_WORK TO BE COMPLETED_
Give back the entire listing verbatim.
⟨
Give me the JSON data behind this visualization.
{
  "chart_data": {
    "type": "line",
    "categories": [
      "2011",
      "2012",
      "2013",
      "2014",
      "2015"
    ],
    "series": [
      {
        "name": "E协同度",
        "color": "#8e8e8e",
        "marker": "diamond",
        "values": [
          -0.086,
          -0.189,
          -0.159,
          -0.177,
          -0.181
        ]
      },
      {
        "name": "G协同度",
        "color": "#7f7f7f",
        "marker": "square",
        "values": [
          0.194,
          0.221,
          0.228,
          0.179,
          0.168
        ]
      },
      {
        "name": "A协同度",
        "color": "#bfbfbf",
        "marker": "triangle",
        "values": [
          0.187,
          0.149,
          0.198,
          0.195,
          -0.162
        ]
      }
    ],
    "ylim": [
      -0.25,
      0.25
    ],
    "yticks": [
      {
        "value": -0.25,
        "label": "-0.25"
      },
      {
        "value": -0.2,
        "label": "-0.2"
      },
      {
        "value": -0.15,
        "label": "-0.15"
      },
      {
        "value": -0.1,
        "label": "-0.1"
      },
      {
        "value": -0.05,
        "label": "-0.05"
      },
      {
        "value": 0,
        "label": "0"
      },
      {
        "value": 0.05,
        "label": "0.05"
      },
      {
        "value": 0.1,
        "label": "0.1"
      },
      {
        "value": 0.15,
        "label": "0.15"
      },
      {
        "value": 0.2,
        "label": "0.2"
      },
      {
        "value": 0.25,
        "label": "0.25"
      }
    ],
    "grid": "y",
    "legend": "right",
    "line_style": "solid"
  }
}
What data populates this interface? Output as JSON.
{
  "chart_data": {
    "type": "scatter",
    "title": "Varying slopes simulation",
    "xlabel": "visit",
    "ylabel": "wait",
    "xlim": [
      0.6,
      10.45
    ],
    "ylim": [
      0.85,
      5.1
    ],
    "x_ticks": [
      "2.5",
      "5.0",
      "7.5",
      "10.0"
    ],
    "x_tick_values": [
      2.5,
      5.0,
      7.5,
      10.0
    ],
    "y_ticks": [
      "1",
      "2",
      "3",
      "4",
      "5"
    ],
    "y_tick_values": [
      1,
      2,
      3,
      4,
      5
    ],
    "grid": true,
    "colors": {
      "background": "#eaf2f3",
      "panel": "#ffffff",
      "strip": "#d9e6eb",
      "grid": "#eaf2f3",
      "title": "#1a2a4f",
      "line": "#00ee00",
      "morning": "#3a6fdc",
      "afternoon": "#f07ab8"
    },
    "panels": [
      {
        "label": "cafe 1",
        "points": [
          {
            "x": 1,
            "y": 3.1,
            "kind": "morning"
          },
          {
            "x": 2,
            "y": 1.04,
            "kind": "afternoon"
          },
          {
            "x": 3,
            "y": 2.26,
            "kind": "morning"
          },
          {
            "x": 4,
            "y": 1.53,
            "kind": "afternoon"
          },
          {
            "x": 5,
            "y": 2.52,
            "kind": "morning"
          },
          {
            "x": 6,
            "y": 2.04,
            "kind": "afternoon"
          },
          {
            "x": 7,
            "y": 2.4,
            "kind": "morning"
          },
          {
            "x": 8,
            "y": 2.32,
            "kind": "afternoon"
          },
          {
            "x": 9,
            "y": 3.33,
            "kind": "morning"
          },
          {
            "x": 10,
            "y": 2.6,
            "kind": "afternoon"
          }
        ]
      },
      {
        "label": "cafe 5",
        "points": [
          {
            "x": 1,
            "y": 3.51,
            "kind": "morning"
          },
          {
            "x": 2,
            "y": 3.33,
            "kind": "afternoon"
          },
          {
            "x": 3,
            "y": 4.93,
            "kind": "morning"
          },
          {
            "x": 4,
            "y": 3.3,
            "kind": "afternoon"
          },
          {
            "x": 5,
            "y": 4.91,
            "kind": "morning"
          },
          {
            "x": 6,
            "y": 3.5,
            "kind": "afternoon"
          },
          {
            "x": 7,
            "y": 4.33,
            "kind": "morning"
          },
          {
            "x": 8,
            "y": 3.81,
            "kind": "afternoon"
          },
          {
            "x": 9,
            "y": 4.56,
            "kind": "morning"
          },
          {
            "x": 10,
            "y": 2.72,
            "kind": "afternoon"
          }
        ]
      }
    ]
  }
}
⟩
_RESPONSE TO THIS TASK_
Give me the JSON data behind this visualization.
{
  "chart_data": {
    "type": "line",
    "categories": [
      "2011",
      "2012",
      "2013",
      "2014",
      "2015"
    ],
    "series": [
      {
        "name": "E协同度",
        "color": "#8e8e8e",
        "marker": "diamond",
        "values": [
          -0.086,
          -0.189,
          -0.159,
          -0.177,
          -0.181
        ]
      },
      {
        "name": "G协同度",
        "color": "#7f7f7f",
        "marker": "square",
        "values": [
          0.194,
          0.221,
          0.228,
          0.179,
          0.168
        ]
      },
      {
        "name": "A协同度",
        "color": "#bfbfbf",
        "marker": "triangle",
        "values": [
          0.187,
          0.149,
          0.198,
          0.195,
          -0.162
        ]
      }
    ],
    "ylim": [
      -0.25,
      0.25
    ],
    "yticks": [
      {
        "value": -0.25,
        "label": "-0.25"
      },
      {
        "value": -0.2,
        "label": "-0.2"
      },
      {
        "value": -0.15,
        "label": "-0.15"
      },
      {
        "value": -0.1,
        "label": "-0.1"
      },
      {
        "value": -0.05,
        "label": "-0.05"
      },
      {
        "value": 0,
        "label": "0"
      },
      {
        "value": 0.05,
        "label": "0.05"
      },
      {
        "value": 0.1,
        "label": "0.1"
      },
      {
        "value": 0.15,
        "label": "0.15"
      },
      {
        "value": 0.2,
        "label": "0.2"
      },
      {
        "value": 0.25,
        "label": "0.25"
      }
    ],
    "grid": "y",
    "legend": "right",
    "line_style": "solid"
  }
}
What data populates this interface? Output as JSON.
{
  "chart_data": {
    "type": "scatter",
    "title": "Varying slopes simulation",
    "xlabel": "visit",
    "ylabel": "wait",
    "xlim": [
      0.6,
      10.45
    ],
    "ylim": [
      0.85,
      5.1
    ],
    "x_ticks": [
      "2.5",
      "5.0",
      "7.5",
      "10.0"
    ],
    "x_tick_values": [
      2.5,
      5.0,
      7.5,
      10.0
    ],
    "y_ticks": [
      "1",
      "2",
      "3",
      "4",
      "5"
    ],
    "y_tick_values": [
      1,
      2,
      3,
      4,
      5
    ],
    "grid": true,
    "colors": {
      "background": "#eaf2f3",
      "panel": "#ffffff",
      "strip": "#d9e6eb",
      "grid": "#eaf2f3",
      "title": "#1a2a4f",
      "line": "#00ee00",
      "morning": "#3a6fdc",
      "afternoon": "#f07ab8"
    },
    "panels": [
      {
        "label": "cafe 1",
        "points": [
          {
            "x": 1,
            "y": 3.1,
            "kind": "morning"
          },
          {
            "x": 2,
            "y": 1.04,
            "kind": "afternoon"
          },
          {
            "x": 3,
            "y": 2.26,
            "kind": "morning"
          },
          {
            "x": 4,
            "y": 1.53,
            "kind": "afternoon"
          },
          {
            "x": 5,
            "y": 2.52,
            "kind": "morning"
          },
          {
            "x": 6,
            "y": 2.04,
            "kind": "afternoon"
          },
          {
            "x": 7,
            "y": 2.4,
            "kind": "morning"
          },
          {
            "x": 8,
            "y": 2.32,
            "kind": "afternoon"
          },
          {
            "x": 9,
            "y": 3.33,
            "kind": "morning"
          },
          {
            "x": 10,
            "y": 2.6,
            "kind": "afternoon"
          }
        ]
      },
      {
        "label": "cafe 5",
        "points": [
          {
            "x": 1,
            "y": 3.51,
            "kind": "morning"
          },
          {
            "x": 2,
            "y": 3.33,
            "kind": "afternoon"
          },
          {
            "x": 3,
            "y": 4.93,
            "kind": "morning"
          },
          {
            "x": 4,
            "y": 3.3,
            "kind": "afternoon"
          },
          {
            "x": 5,
            "y": 4.91,
            "kind": "morning"
          },
          {
            "x": 6,
            "y": 3.5,
            "kind": "afternoon"
          },
          {
            "x": 7,
            "y": 4.33,
            "kind": "morning"
          },
          {
            "x": 8,
            "y": 3.81,
            "kind": "afternoon"
          },
          {
            "x": 9,
            "y": 4.56,
            "kind": "morning"
          },
          {
            "x": 10,
            "y": 2.72,
            "kind": "afternoon"
          }
        ]
      }
    ]
  }
}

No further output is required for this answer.